Word for word, copy all the data and drop the pictures.

Extracted data entries
◆ ◆ ◆
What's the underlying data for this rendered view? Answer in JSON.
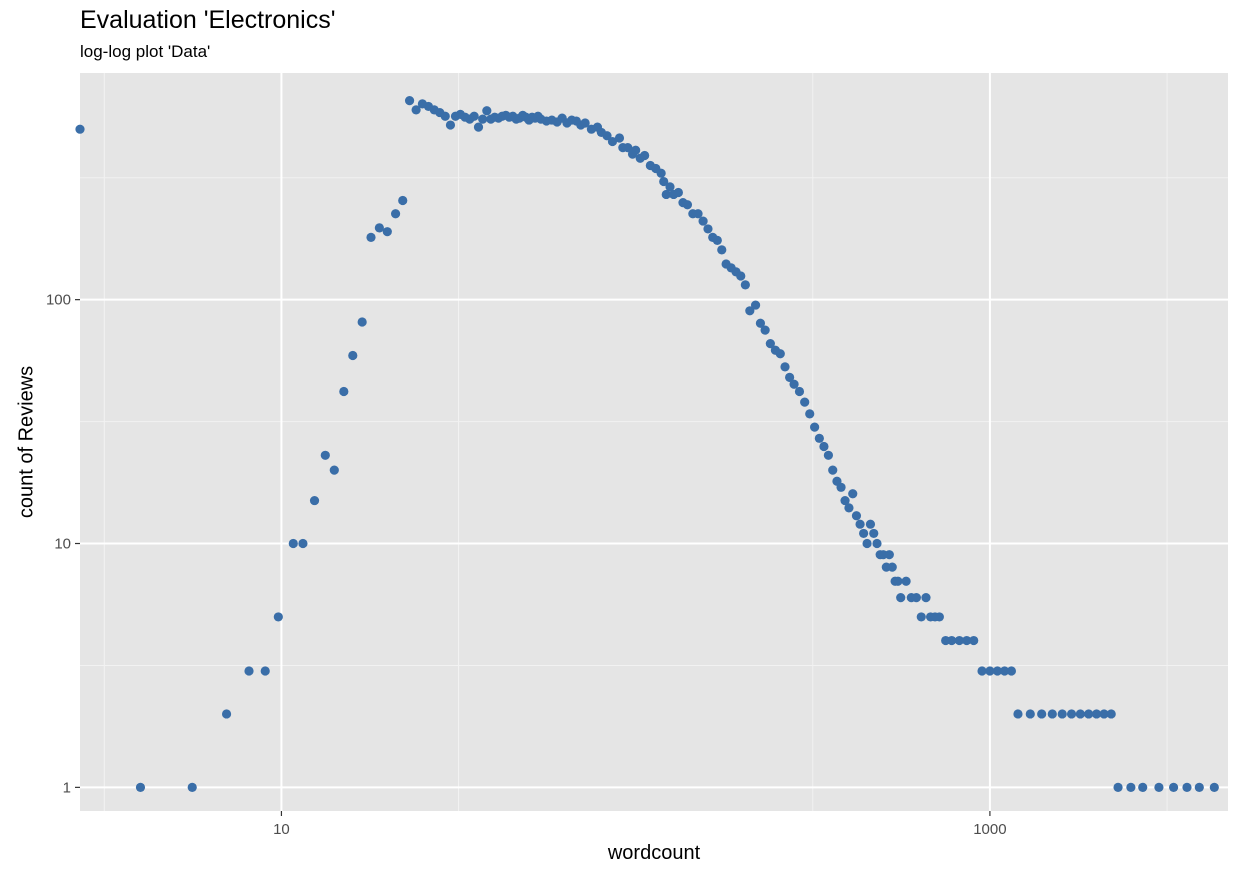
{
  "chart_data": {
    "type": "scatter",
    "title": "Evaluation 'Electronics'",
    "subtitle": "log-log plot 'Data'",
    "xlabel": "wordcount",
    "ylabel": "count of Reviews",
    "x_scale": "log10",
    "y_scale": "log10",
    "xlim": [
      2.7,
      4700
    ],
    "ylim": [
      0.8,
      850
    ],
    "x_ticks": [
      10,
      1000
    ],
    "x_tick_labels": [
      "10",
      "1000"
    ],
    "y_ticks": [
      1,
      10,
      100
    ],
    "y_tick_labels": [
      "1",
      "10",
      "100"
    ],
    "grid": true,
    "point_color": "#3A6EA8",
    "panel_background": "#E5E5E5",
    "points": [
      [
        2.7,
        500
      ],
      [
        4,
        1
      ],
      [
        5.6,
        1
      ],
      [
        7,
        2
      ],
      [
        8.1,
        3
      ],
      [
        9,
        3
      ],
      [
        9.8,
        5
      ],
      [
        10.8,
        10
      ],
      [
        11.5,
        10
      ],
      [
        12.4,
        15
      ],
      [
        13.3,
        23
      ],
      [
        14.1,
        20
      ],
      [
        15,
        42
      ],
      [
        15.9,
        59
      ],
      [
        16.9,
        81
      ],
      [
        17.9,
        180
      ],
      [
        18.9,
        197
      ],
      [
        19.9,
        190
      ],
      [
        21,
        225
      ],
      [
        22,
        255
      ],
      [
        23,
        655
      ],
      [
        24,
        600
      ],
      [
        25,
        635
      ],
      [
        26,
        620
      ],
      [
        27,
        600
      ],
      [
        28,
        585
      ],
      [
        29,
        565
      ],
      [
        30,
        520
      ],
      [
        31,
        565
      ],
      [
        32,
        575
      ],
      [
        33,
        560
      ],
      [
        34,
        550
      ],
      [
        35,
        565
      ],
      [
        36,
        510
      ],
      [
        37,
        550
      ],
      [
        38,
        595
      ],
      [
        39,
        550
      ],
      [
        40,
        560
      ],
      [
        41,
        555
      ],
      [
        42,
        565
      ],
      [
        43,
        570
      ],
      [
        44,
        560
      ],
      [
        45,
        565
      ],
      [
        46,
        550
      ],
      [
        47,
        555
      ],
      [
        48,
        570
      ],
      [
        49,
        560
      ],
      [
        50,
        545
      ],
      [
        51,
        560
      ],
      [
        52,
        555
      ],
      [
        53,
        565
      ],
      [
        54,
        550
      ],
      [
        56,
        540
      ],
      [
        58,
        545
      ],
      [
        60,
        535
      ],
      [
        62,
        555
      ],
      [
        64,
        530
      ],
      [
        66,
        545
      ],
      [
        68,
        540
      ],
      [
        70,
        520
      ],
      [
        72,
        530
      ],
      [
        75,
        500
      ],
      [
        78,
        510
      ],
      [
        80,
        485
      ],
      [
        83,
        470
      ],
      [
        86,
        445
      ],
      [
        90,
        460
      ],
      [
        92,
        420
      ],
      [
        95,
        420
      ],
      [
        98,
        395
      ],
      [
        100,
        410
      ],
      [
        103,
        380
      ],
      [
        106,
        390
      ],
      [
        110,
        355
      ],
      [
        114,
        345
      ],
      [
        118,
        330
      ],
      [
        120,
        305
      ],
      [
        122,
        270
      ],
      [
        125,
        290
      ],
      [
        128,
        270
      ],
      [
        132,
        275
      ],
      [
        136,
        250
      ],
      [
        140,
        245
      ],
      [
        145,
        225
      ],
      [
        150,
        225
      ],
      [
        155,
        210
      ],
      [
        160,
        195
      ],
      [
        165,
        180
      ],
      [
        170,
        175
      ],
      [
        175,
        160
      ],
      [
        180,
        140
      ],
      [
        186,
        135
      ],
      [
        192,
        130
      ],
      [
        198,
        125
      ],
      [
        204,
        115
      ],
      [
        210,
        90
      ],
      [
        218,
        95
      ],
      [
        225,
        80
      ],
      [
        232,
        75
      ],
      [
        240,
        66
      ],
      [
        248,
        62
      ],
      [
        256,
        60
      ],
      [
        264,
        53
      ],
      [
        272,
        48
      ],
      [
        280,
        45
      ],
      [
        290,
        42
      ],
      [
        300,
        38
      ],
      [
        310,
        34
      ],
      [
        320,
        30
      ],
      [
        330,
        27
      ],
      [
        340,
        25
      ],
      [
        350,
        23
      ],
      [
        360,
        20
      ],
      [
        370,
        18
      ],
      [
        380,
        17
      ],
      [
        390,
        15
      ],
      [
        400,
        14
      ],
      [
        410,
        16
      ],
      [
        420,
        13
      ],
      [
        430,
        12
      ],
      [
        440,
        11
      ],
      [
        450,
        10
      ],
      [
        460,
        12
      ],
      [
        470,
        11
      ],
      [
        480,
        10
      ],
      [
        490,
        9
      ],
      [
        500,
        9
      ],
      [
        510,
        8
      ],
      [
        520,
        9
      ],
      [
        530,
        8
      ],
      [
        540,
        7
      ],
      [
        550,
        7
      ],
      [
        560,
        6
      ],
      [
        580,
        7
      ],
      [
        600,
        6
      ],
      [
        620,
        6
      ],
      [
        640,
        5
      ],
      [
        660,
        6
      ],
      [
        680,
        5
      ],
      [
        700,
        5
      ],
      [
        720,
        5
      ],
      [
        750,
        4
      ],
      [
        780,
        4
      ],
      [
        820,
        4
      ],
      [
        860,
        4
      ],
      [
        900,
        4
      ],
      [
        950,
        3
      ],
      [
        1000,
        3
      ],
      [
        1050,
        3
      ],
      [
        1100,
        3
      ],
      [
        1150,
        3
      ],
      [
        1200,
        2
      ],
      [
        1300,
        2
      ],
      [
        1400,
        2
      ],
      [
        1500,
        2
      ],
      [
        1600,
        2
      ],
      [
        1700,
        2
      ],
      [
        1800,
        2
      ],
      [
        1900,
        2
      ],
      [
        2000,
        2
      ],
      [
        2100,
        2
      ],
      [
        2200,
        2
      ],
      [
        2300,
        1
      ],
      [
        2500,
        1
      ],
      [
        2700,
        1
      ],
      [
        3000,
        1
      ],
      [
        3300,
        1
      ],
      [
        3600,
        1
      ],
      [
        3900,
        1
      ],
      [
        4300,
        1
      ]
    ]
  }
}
◆ ◆ ◆
• Reply to the task
What's the underlying data for this rendered view? Answer in JSON.
{
  "chart_data": {
    "type": "scatter",
    "title": "Evaluation 'Electronics'",
    "subtitle": "log-log plot 'Data'",
    "xlabel": "wordcount",
    "ylabel": "count of Reviews",
    "x_scale": "log10",
    "y_scale": "log10",
    "xlim": [
      2.7,
      4700
    ],
    "ylim": [
      0.8,
      850
    ],
    "x_ticks": [
      10,
      1000
    ],
    "x_tick_labels": [
      "10",
      "1000"
    ],
    "y_ticks": [
      1,
      10,
      100
    ],
    "y_tick_labels": [
      "1",
      "10",
      "100"
    ],
    "grid": true,
    "point_color": "#3A6EA8",
    "panel_background": "#E5E5E5",
    "points": [
      [
        2.7,
        500
      ],
      [
        4,
        1
      ],
      [
        5.6,
        1
      ],
      [
        7,
        2
      ],
      [
        8.1,
        3
      ],
      [
        9,
        3
      ],
      [
        9.8,
        5
      ],
      [
        10.8,
        10
      ],
      [
        11.5,
        10
      ],
      [
        12.4,
        15
      ],
      [
        13.3,
        23
      ],
      [
        14.1,
        20
      ],
      [
        15,
        42
      ],
      [
        15.9,
        59
      ],
      [
        16.9,
        81
      ],
      [
        17.9,
        180
      ],
      [
        18.9,
        197
      ],
      [
        19.9,
        190
      ],
      [
        21,
        225
      ],
      [
        22,
        255
      ],
      [
        23,
        655
      ],
      [
        24,
        600
      ],
      [
        25,
        635
      ],
      [
        26,
        620
      ],
      [
        27,
        600
      ],
      [
        28,
        585
      ],
      [
        29,
        565
      ],
      [
        30,
        520
      ],
      [
        31,
        565
      ],
      [
        32,
        575
      ],
      [
        33,
        560
      ],
      [
        34,
        550
      ],
      [
        35,
        565
      ],
      [
        36,
        510
      ],
      [
        37,
        550
      ],
      [
        38,
        595
      ],
      [
        39,
        550
      ],
      [
        40,
        560
      ],
      [
        41,
        555
      ],
      [
        42,
        565
      ],
      [
        43,
        570
      ],
      [
        44,
        560
      ],
      [
        45,
        565
      ],
      [
        46,
        550
      ],
      [
        47,
        555
      ],
      [
        48,
        570
      ],
      [
        49,
        560
      ],
      [
        50,
        545
      ],
      [
        51,
        560
      ],
      [
        52,
        555
      ],
      [
        53,
        565
      ],
      [
        54,
        550
      ],
      [
        56,
        540
      ],
      [
        58,
        545
      ],
      [
        60,
        535
      ],
      [
        62,
        555
      ],
      [
        64,
        530
      ],
      [
        66,
        545
      ],
      [
        68,
        540
      ],
      [
        70,
        520
      ],
      [
        72,
        530
      ],
      [
        75,
        500
      ],
      [
        78,
        510
      ],
      [
        80,
        485
      ],
      [
        83,
        470
      ],
      [
        86,
        445
      ],
      [
        90,
        460
      ],
      [
        92,
        420
      ],
      [
        95,
        420
      ],
      [
        98,
        395
      ],
      [
        100,
        410
      ],
      [
        103,
        380
      ],
      [
        106,
        390
      ],
      [
        110,
        355
      ],
      [
        114,
        345
      ],
      [
        118,
        330
      ],
      [
        120,
        305
      ],
      [
        122,
        270
      ],
      [
        125,
        290
      ],
      [
        128,
        270
      ],
      [
        132,
        275
      ],
      [
        136,
        250
      ],
      [
        140,
        245
      ],
      [
        145,
        225
      ],
      [
        150,
        225
      ],
      [
        155,
        210
      ],
      [
        160,
        195
      ],
      [
        165,
        180
      ],
      [
        170,
        175
      ],
      [
        175,
        160
      ],
      [
        180,
        140
      ],
      [
        186,
        135
      ],
      [
        192,
        130
      ],
      [
        198,
        125
      ],
      [
        204,
        115
      ],
      [
        210,
        90
      ],
      [
        218,
        95
      ],
      [
        225,
        80
      ],
      [
        232,
        75
      ],
      [
        240,
        66
      ],
      [
        248,
        62
      ],
      [
        256,
        60
      ],
      [
        264,
        53
      ],
      [
        272,
        48
      ],
      [
        280,
        45
      ],
      [
        290,
        42
      ],
      [
        300,
        38
      ],
      [
        310,
        34
      ],
      [
        320,
        30
      ],
      [
        330,
        27
      ],
      [
        340,
        25
      ],
      [
        350,
        23
      ],
      [
        360,
        20
      ],
      [
        370,
        18
      ],
      [
        380,
        17
      ],
      [
        390,
        15
      ],
      [
        400,
        14
      ],
      [
        410,
        16
      ],
      [
        420,
        13
      ],
      [
        430,
        12
      ],
      [
        440,
        11
      ],
      [
        450,
        10
      ],
      [
        460,
        12
      ],
      [
        470,
        11
      ],
      [
        480,
        10
      ],
      [
        490,
        9
      ],
      [
        500,
        9
      ],
      [
        510,
        8
      ],
      [
        520,
        9
      ],
      [
        530,
        8
      ],
      [
        540,
        7
      ],
      [
        550,
        7
      ],
      [
        560,
        6
      ],
      [
        580,
        7
      ],
      [
        600,
        6
      ],
      [
        620,
        6
      ],
      [
        640,
        5
      ],
      [
        660,
        6
      ],
      [
        680,
        5
      ],
      [
        700,
        5
      ],
      [
        720,
        5
      ],
      [
        750,
        4
      ],
      [
        780,
        4
      ],
      [
        820,
        4
      ],
      [
        860,
        4
      ],
      [
        900,
        4
      ],
      [
        950,
        3
      ],
      [
        1000,
        3
      ],
      [
        1050,
        3
      ],
      [
        1100,
        3
      ],
      [
        1150,
        3
      ],
      [
        1200,
        2
      ],
      [
        1300,
        2
      ],
      [
        1400,
        2
      ],
      [
        1500,
        2
      ],
      [
        1600,
        2
      ],
      [
        1700,
        2
      ],
      [
        1800,
        2
      ],
      [
        1900,
        2
      ],
      [
        2000,
        2
      ],
      [
        2100,
        2
      ],
      [
        2200,
        2
      ],
      [
        2300,
        1
      ],
      [
        2500,
        1
      ],
      [
        2700,
        1
      ],
      [
        3000,
        1
      ],
      [
        3300,
        1
      ],
      [
        3600,
        1
      ],
      [
        3900,
        1
      ],
      [
        4300,
        1
      ]
    ]
  }
}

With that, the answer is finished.